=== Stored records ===
-=-=-=-=-
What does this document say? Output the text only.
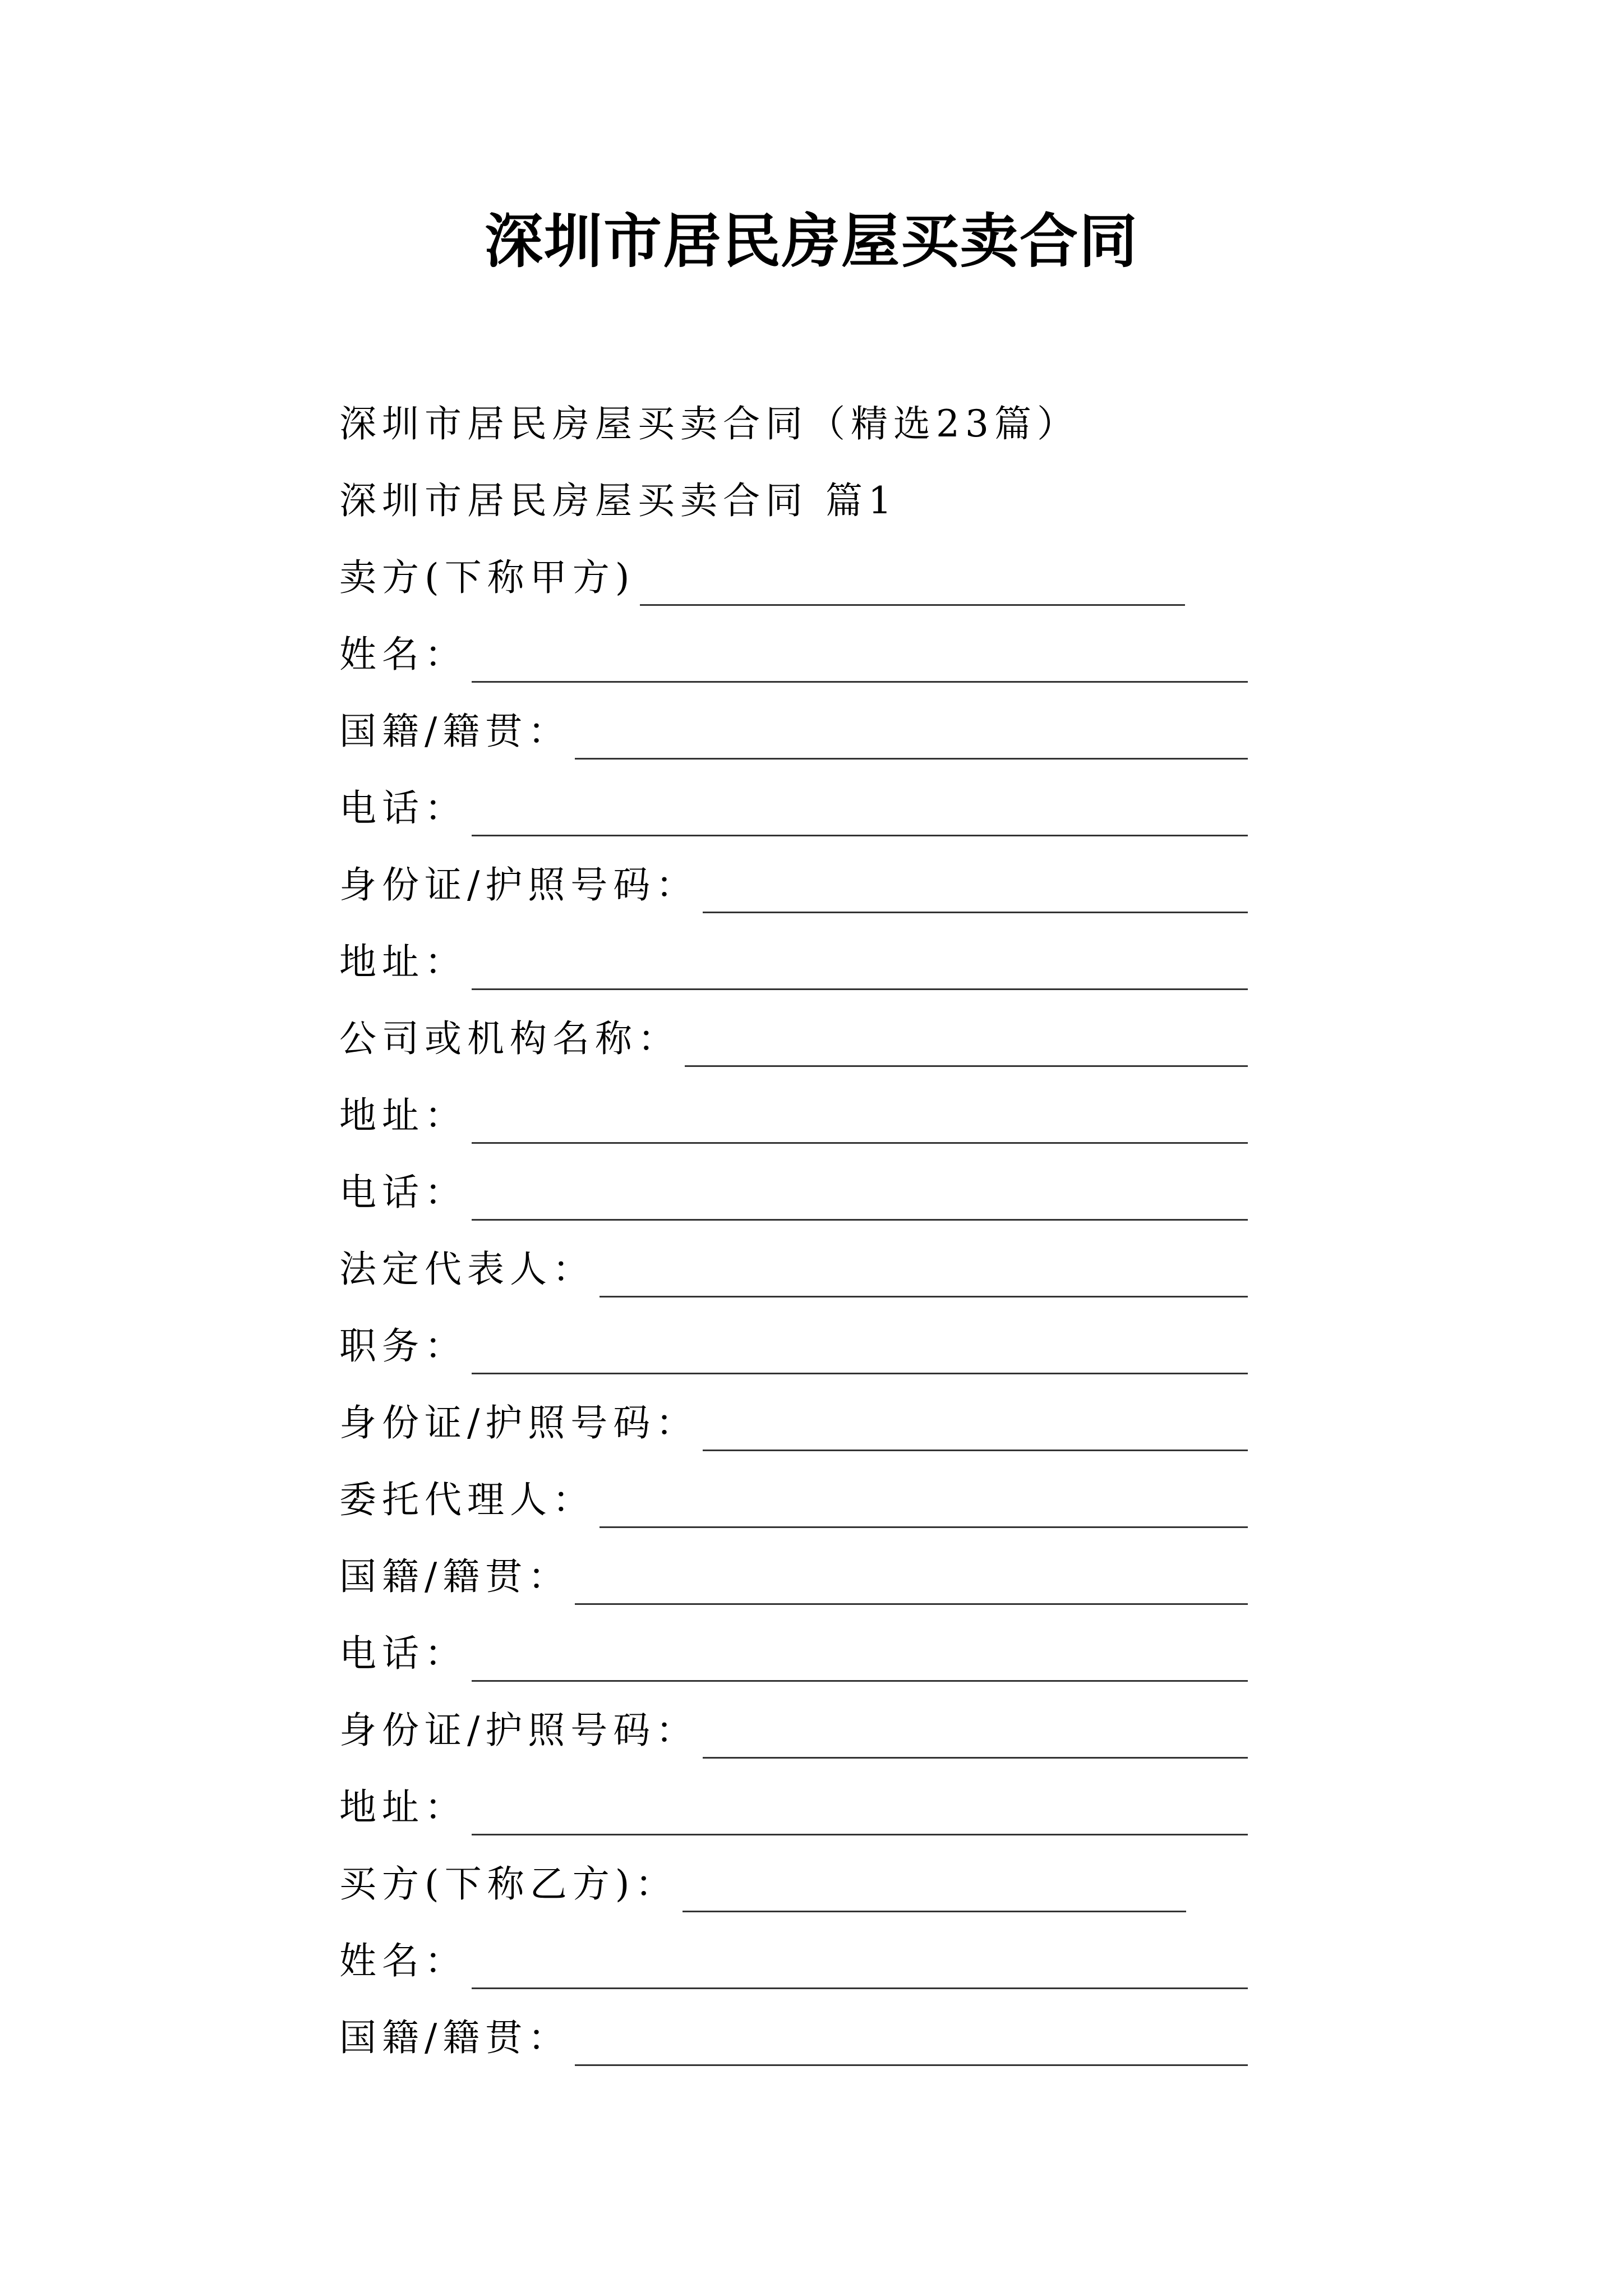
深圳市居民房屋买卖合同
深圳市居民房屋买卖合同（精选23篇）
深圳市居民房屋买卖合同 篇1
卖方(下称甲方)
姓名：
国籍/籍贯：
电话：
身份证/护照号码：
地址：
公司或机构名称：
地址：
电话：
法定代表人：
职务：
身份证/护照号码：
委托代理人：
国籍/籍贯：
电话：
身份证/护照号码：
地址：
买方(下称乙方)：
姓名：
国籍/籍贯：
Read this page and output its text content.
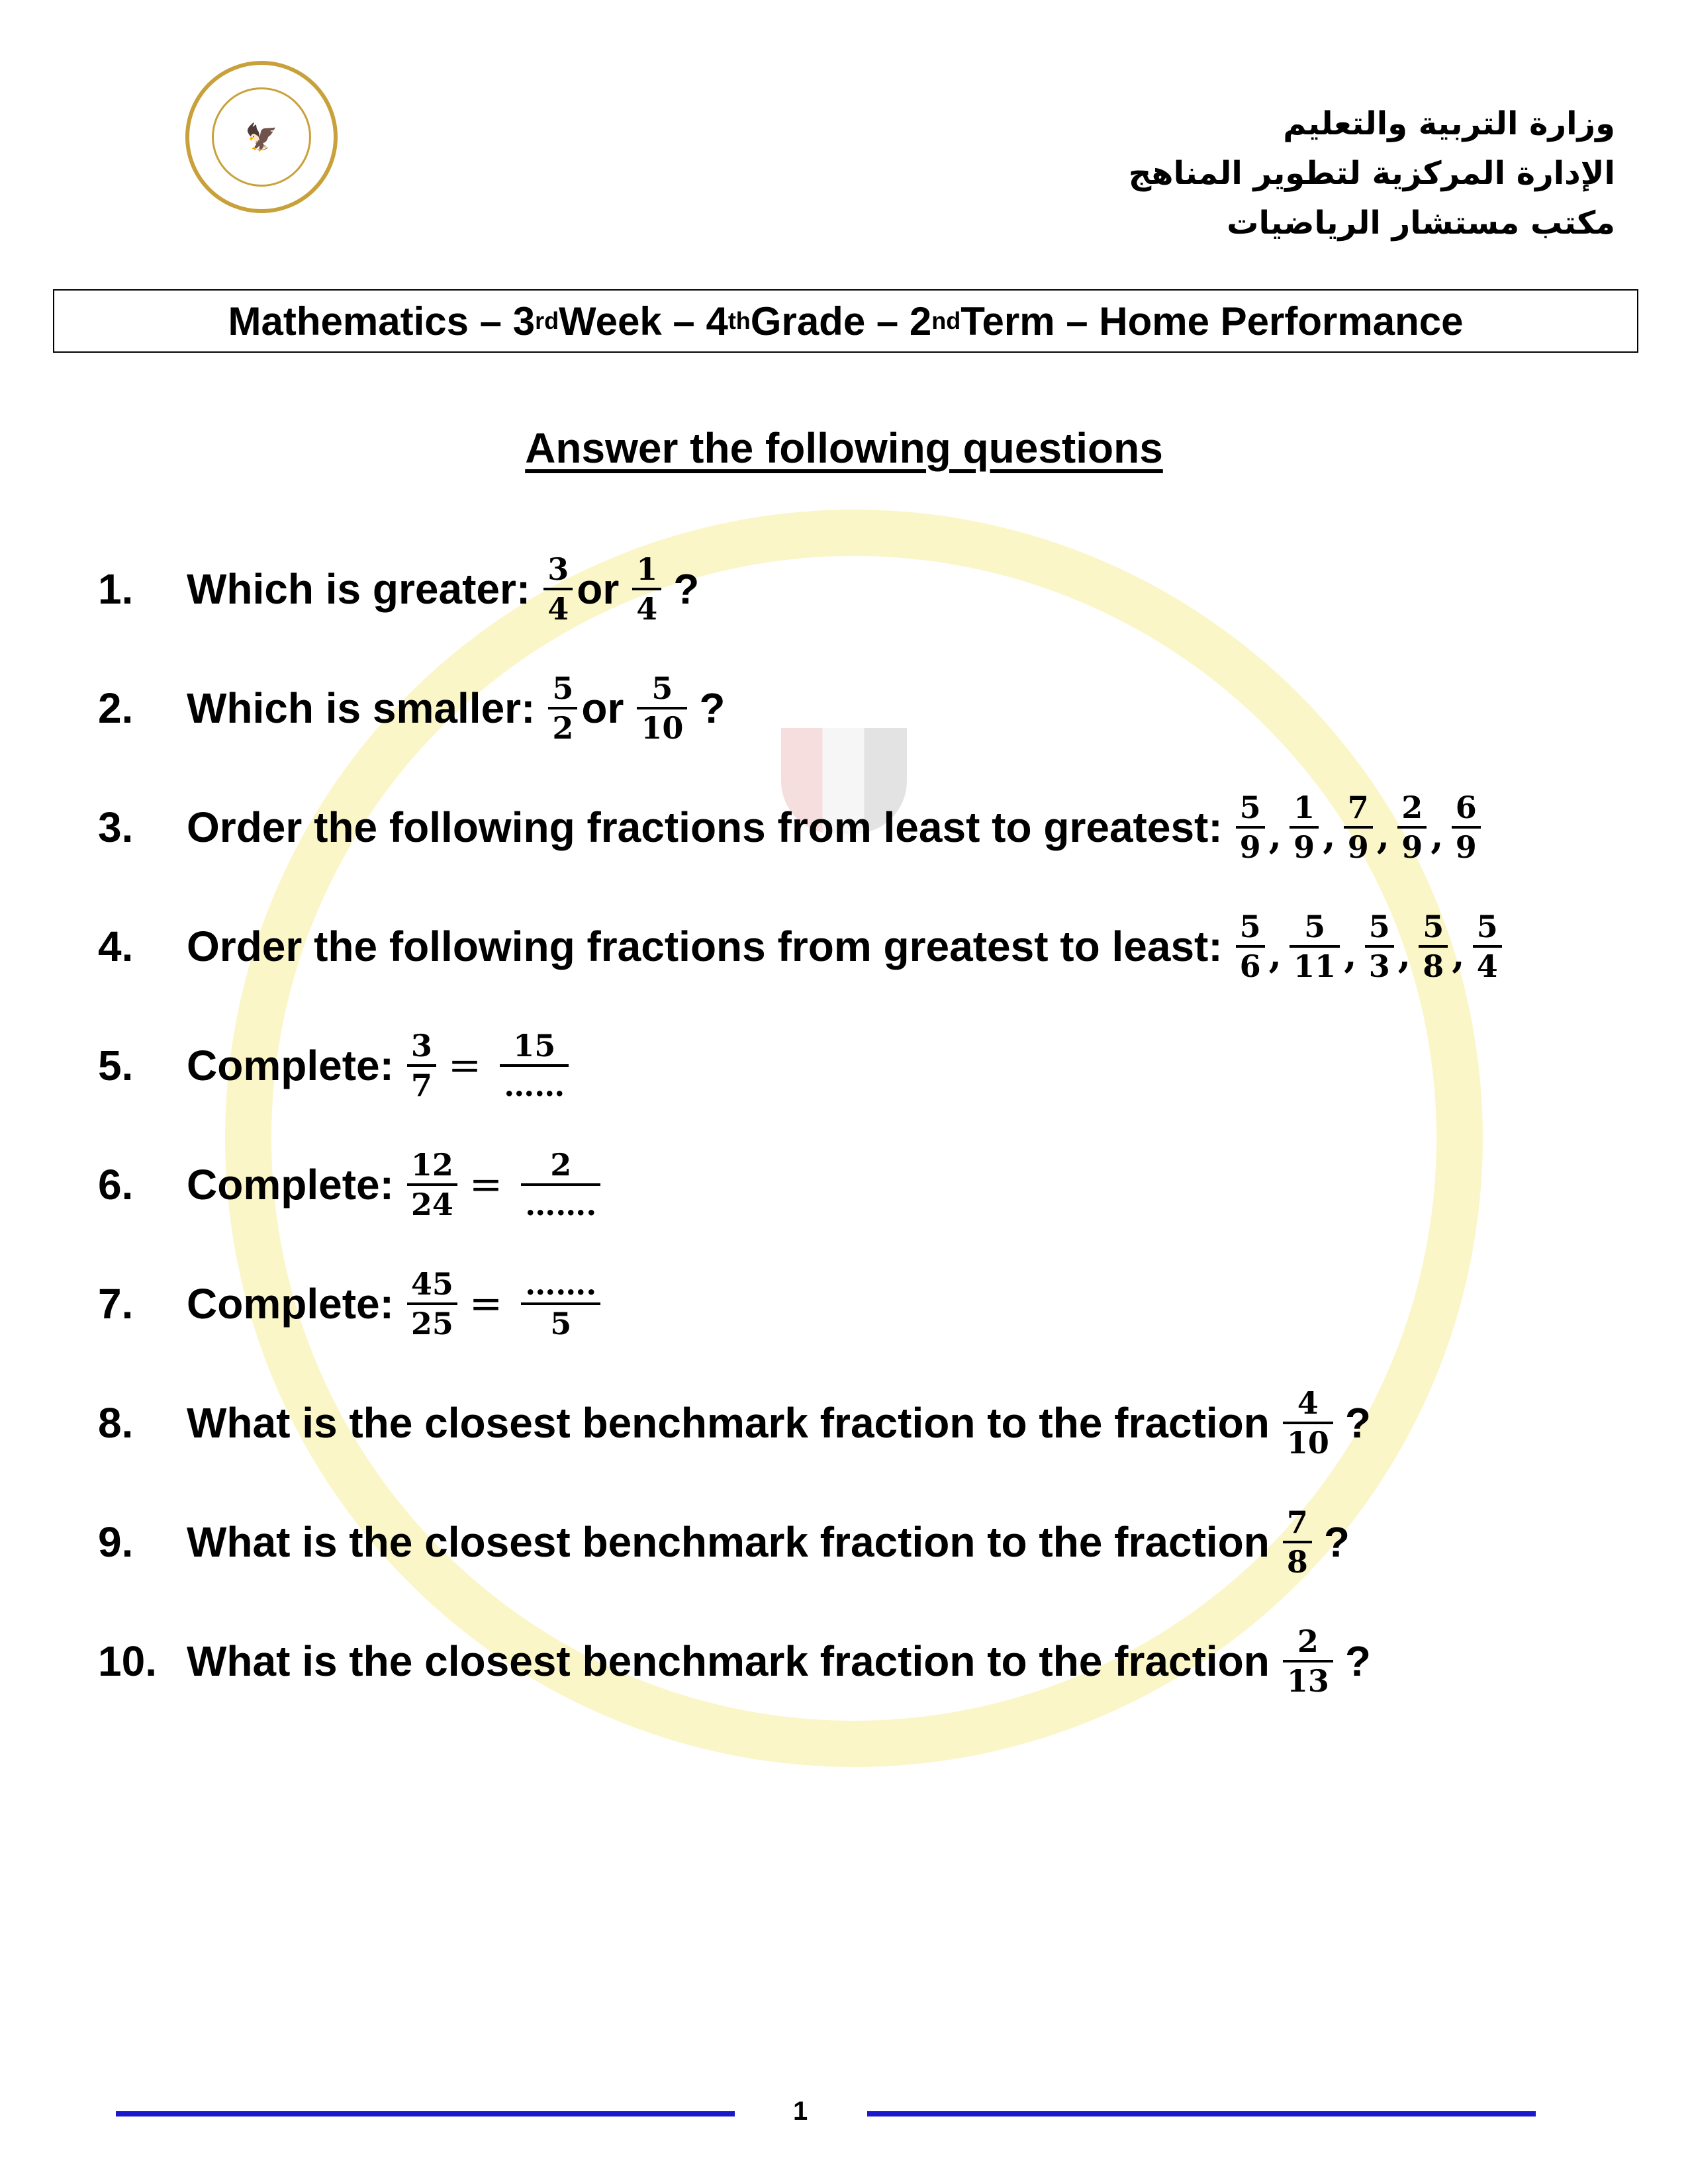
🦅	وزارة التربية والتعليم
الإدارة المركزية لتطوير المناهج
مكتب مستشار الرياضيات
Mathematics – 3 rd Week – 4 th Grade – 2 nd Term – Home Performance
Answer the following questions
1.	Which is greater: $\frac{3}{4}$ or $\frac{1}{4}$ ?
2.	Which is smaller: $\frac{5}{2}$ or $\frac{5}{10}$ ?
3.	Order the following fractions from least to greatest: $\frac{5}{9}$ , $\frac{1}{9}$ , $\frac{7}{9}$ , $\frac{2}{9}$ , $\frac{6}{9}$
4.	Order the following fractions from greatest to least: $\frac{5}{6}$ , $\frac{5}{11}$ , $\frac{5}{3}$ , $\frac{5}{8}$ , $\frac{5}{4}$
5.	Complete: $\frac{3}{7} = \frac{15}{\dots\dots}$
6.	Complete: $\frac{12}{24} = \frac{2}{\dots\dots.}$
7.	Complete: $\frac{45}{25} = \frac{\dots\dots.}{5}$
8.	What is the closest benchmark fraction to the fraction $\frac{4}{10}$ ?
9.	What is the closest benchmark fraction to the fraction $\frac{7}{8}$ ?
10. What is the closest benchmark fraction to the fraction $\frac{2}{13}$ ?
1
-=-=-=-=-
=== GOAL OF THE EXERCISE ===
Check all the records above and select each line where the string "following" is found.

=== CORRECT RESULT ===
Answer the following questions
3.	Order the following fractions from least to greatest: $\frac{5}{9}$ , $\frac{1}{9}$ , $\frac{7}{9}$ , $\frac{2}{9}$ , $\frac{6}{9}$
4.	Order the following fractions from greatest to least: $\frac{5}{6}$ , $\frac{5}{11}$ , $\frac{5}{3}$ , $\frac{5}{8}$ , $\frac{5}{4}$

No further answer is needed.